» Task brief
Filter the lines below, copying only those with the string "Назовите".

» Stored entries
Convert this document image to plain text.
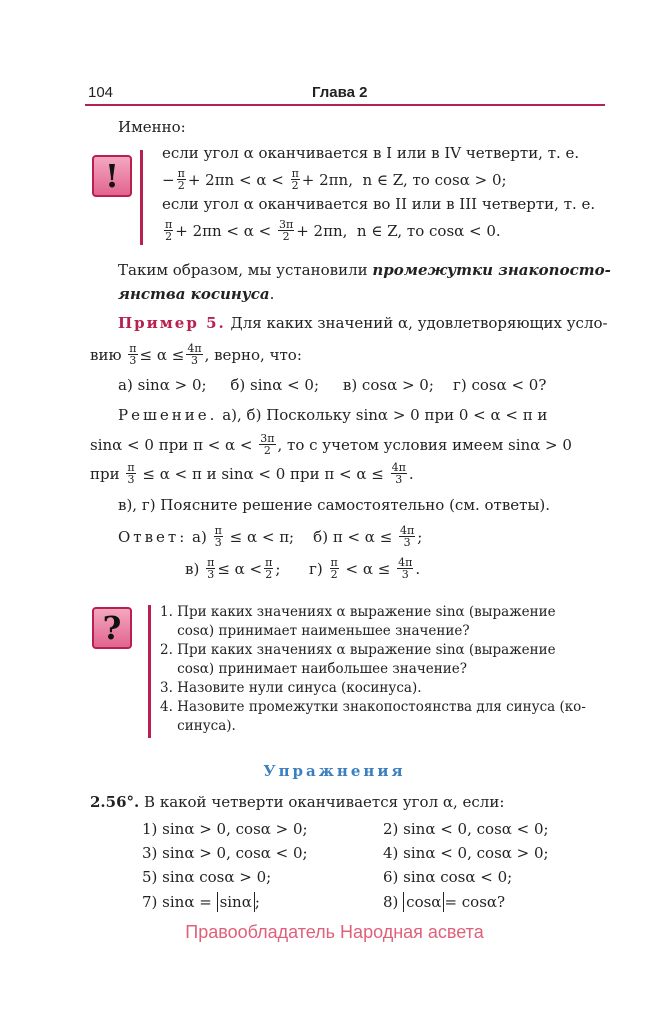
104	Глава 2
Именно:
!
если угол α оканчивается в I или в IV четверти, т. е.
− $\frac{\pi}{2} + 2\pi n < \alpha < \frac{\pi}{2} + 2\pi n$,  n ∈ Z, то cosα > 0;
если угол α оканчивается во II или в III четверти, т. е.
$\frac{\pi}{2} + 2\pi n < \alpha < \frac{3\pi}{2} + 2\pi n$,  n ∈ Z, то cosα < 0.
Таким образом, мы установили промежутки знакопосто-
янства косинуса .
Пример 5. Для каких значений α, удовлетворяющих усло-
вию $\frac{\pi}{3} \le \alpha \le \frac{4\pi}{3}$ , верно, что:
а) sinα > 0;     б) sinα < 0;     в) cosα > 0;    г) cosα < 0?
Решение. а), б) Поскольку sinα > 0 при 0 < α < π и
sinα < 0 при $\pi < \alpha < \frac{3\pi}{2}$ , то с учетом условия имеем sinα > 0
при $\frac{\pi}{3} \le \alpha < \pi$ и sinα < 0 при $\pi < \alpha \le \frac{4\pi}{3}$ .
в), г) Поясните решение самостоятельно (см. ответы).
Ответ: $а) \frac{\pi}{3} \le \alpha < \pi$;    б) $\pi < \alpha \le \frac{4\pi}{3}$ ;
$в) \frac{\pi}{3} \le \alpha < \frac{\pi}{2}$ ;      $г) \frac{\pi}{2} < \alpha \le \frac{4\pi}{3}$ .
?	1. При каких значениях α выражение sinα (выражение
cosα) принимает наименьшее значение?
2. При каких значениях α выражение sinα (выражение
cosα) принимает наибольшее значение?
3. Назовите нули синуса (косинуса).
4. Назовите промежутки знакопостоянства для синуса (ко-
синуса).
Упражнения
2.56°. В какой четверти оканчивается угол α, если:
1) sinα > 0, cosα > 0;	2) sinα < 0, cosα < 0;
3) sinα > 0, cosα < 0;	4) sinα < 0, cosα > 0;
5) sinα cosα > 0;	6) sinα cosα < 0;
7) sinα = sinα ;	8) cosα = cosα?
Правообладатель Народная асвета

» Correct output
3. Назовите нули синуса (косинуса).
4. Назовите промежутки знакопостоянства для синуса (ко-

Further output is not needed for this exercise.